DIRECTIONS FOR THIS TASK:
Every line containing the word "April" needs to be found and copied.

(Records excerpted from a collection)
● ● ● ● ●
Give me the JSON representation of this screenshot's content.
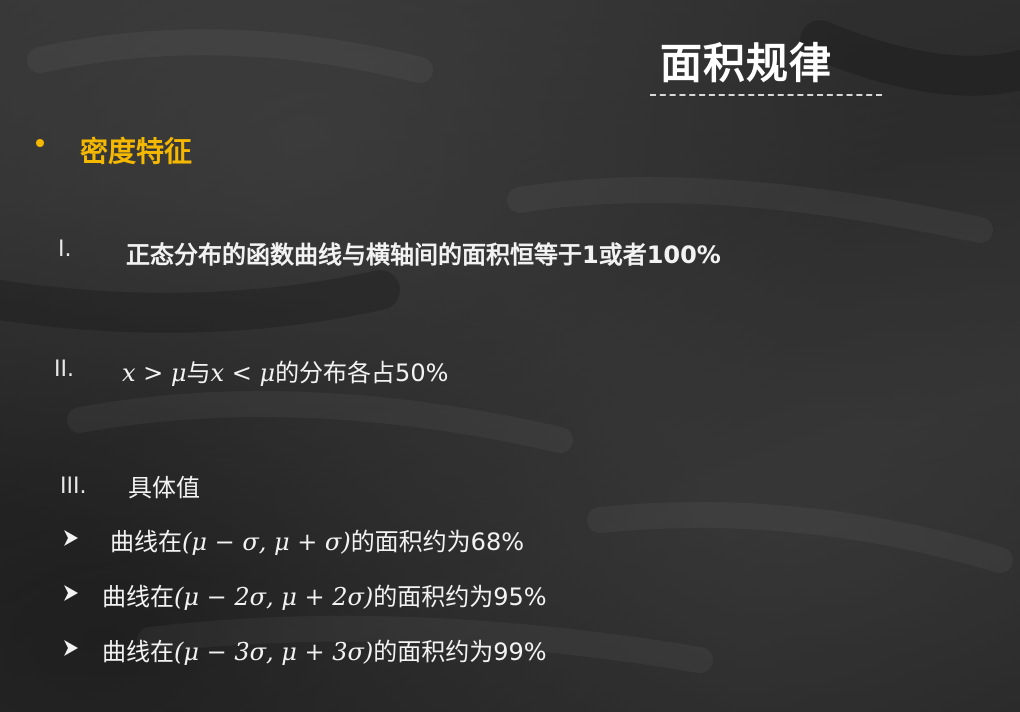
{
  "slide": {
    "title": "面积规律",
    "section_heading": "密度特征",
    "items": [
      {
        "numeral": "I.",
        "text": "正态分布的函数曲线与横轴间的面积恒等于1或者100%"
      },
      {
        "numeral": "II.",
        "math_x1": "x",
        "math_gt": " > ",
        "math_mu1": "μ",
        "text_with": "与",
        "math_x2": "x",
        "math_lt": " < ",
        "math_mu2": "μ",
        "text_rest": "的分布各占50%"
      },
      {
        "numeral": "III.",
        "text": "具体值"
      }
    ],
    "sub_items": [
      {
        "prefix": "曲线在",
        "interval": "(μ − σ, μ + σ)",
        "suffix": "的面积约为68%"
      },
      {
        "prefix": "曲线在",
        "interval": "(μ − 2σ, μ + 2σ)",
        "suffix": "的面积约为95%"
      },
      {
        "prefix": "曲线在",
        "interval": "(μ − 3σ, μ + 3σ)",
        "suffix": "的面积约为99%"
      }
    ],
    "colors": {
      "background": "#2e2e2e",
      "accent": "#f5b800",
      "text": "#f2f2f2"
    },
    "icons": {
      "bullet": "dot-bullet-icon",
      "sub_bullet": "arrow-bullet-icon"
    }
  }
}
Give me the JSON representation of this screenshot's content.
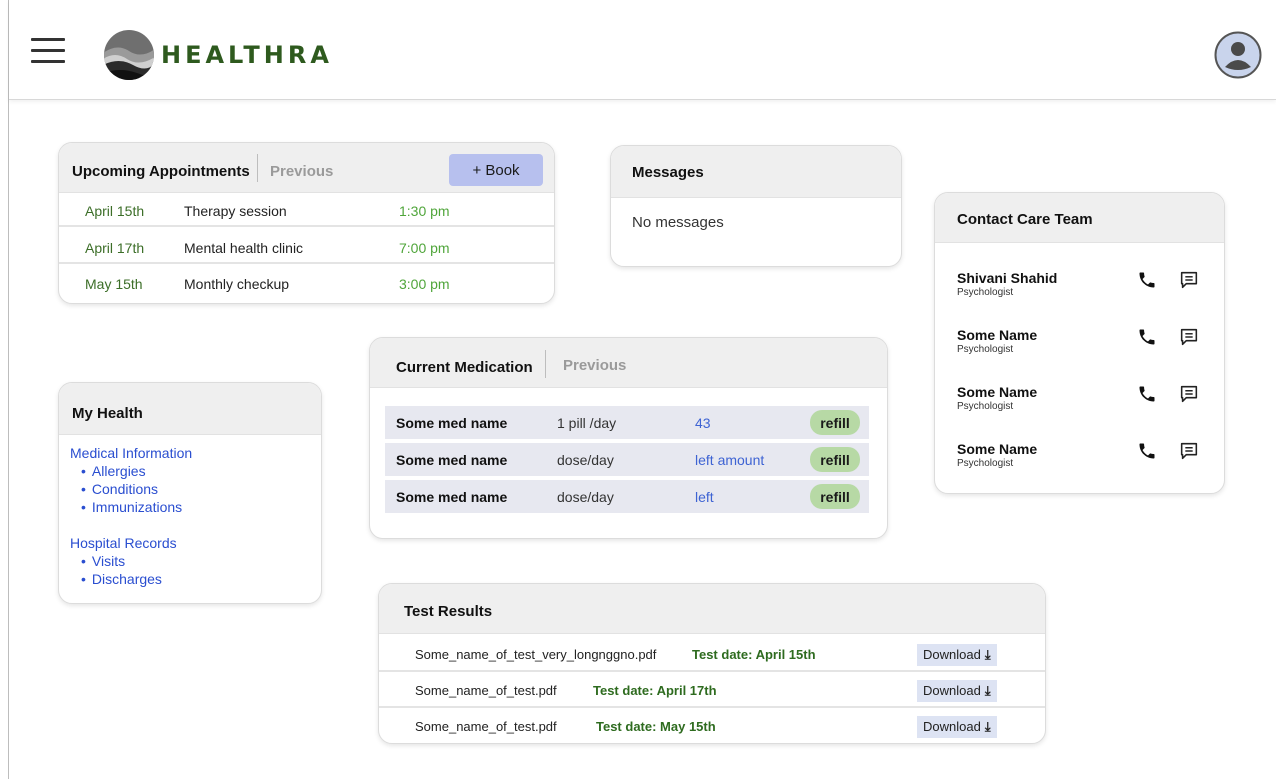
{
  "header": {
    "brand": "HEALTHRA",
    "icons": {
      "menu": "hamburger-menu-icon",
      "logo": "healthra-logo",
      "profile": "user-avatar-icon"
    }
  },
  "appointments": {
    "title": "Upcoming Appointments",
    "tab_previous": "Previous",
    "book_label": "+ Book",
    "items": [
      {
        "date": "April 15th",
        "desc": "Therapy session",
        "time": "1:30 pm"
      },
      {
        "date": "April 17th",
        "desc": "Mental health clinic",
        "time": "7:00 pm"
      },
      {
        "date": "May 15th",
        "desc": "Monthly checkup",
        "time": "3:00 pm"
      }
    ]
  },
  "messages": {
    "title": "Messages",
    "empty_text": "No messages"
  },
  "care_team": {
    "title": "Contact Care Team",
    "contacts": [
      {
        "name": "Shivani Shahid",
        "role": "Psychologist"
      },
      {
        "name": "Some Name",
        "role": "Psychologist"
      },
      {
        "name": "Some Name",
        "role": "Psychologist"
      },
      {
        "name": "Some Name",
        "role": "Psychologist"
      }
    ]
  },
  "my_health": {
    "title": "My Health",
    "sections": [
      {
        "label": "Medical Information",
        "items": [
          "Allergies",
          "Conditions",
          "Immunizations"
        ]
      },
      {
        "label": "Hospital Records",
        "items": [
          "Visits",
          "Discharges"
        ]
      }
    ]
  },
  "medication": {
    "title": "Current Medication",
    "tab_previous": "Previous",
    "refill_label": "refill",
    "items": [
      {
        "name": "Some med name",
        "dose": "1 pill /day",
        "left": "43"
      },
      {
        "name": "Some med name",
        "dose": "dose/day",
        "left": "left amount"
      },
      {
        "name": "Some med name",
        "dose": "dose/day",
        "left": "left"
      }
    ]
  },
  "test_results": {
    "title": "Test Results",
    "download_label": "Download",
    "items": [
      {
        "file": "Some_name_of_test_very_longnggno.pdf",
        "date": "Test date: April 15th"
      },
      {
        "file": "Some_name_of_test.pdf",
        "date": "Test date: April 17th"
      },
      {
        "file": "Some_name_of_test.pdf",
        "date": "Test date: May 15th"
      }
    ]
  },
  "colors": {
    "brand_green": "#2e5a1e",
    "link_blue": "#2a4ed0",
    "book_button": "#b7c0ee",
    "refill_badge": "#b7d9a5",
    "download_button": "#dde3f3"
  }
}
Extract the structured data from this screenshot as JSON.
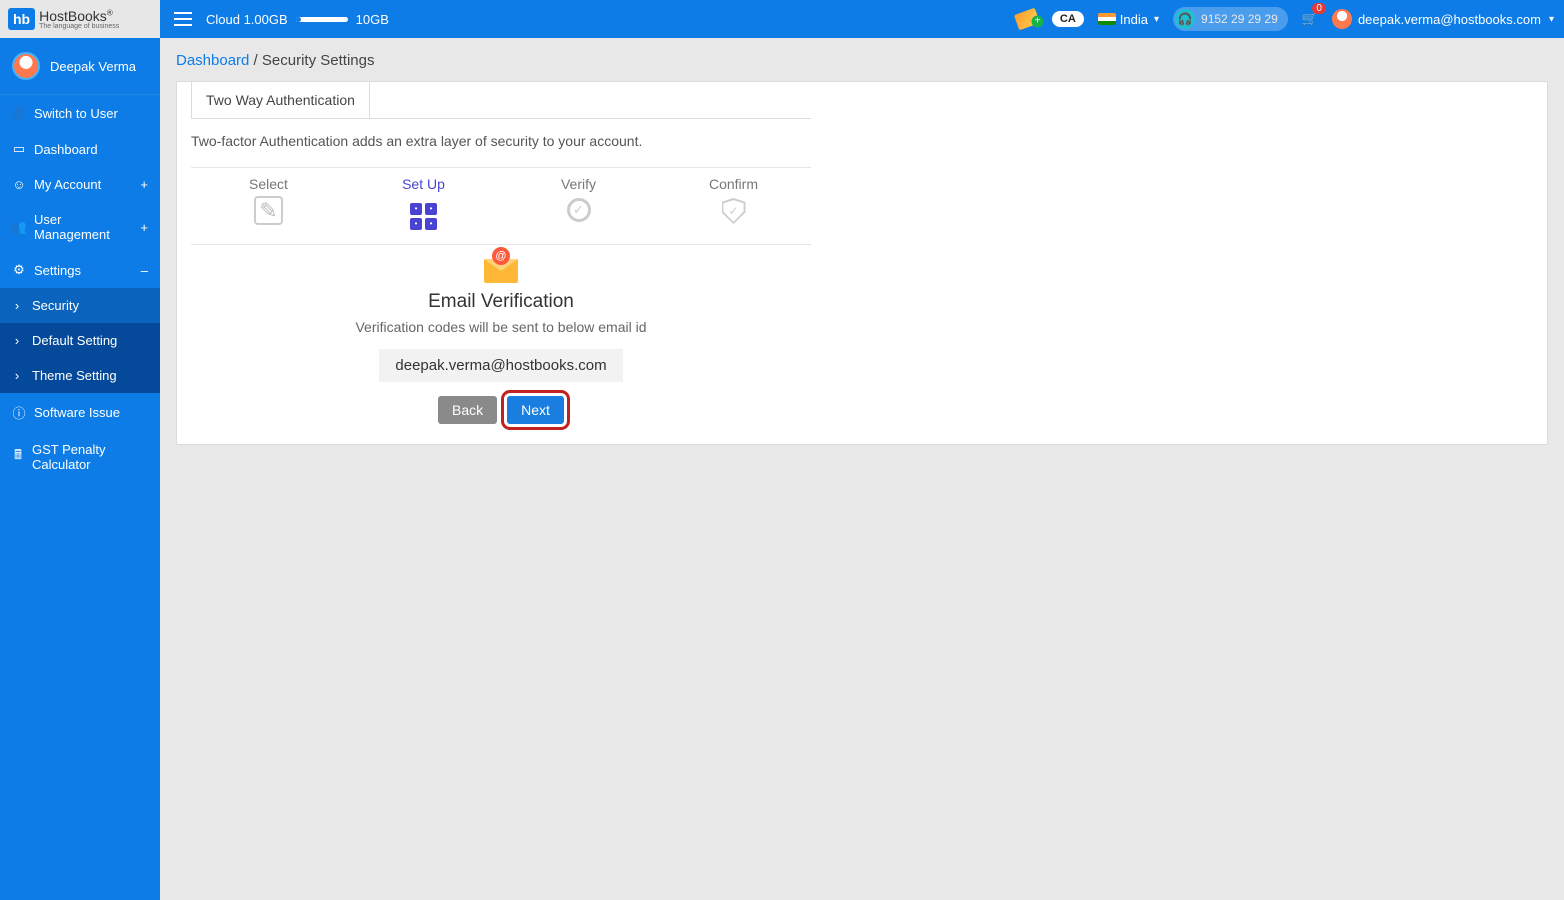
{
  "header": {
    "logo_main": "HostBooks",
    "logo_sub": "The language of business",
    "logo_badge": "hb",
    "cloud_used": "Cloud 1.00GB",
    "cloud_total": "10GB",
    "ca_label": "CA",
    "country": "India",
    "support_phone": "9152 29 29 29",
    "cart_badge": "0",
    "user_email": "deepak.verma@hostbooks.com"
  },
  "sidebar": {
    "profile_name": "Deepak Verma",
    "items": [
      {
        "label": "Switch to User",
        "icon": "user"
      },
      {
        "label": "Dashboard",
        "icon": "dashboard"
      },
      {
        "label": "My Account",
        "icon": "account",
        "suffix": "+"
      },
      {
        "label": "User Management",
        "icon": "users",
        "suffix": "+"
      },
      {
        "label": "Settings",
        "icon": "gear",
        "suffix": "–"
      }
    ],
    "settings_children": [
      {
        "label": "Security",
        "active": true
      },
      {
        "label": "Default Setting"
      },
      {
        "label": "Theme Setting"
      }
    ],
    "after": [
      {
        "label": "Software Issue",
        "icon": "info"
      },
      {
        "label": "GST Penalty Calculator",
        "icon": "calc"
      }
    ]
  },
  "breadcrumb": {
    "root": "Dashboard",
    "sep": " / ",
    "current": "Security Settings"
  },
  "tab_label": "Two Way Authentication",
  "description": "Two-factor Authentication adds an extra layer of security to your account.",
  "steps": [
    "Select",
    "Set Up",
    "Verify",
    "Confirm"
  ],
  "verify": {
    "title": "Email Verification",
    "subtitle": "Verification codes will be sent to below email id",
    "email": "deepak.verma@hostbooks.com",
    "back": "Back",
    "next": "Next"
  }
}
● ● ● ● ●
RESPONSE:
        "date": "April 15th",
        "date": "April 17th",
        "date": "Test date: April 15th"
        "date": "Test date: April 17th"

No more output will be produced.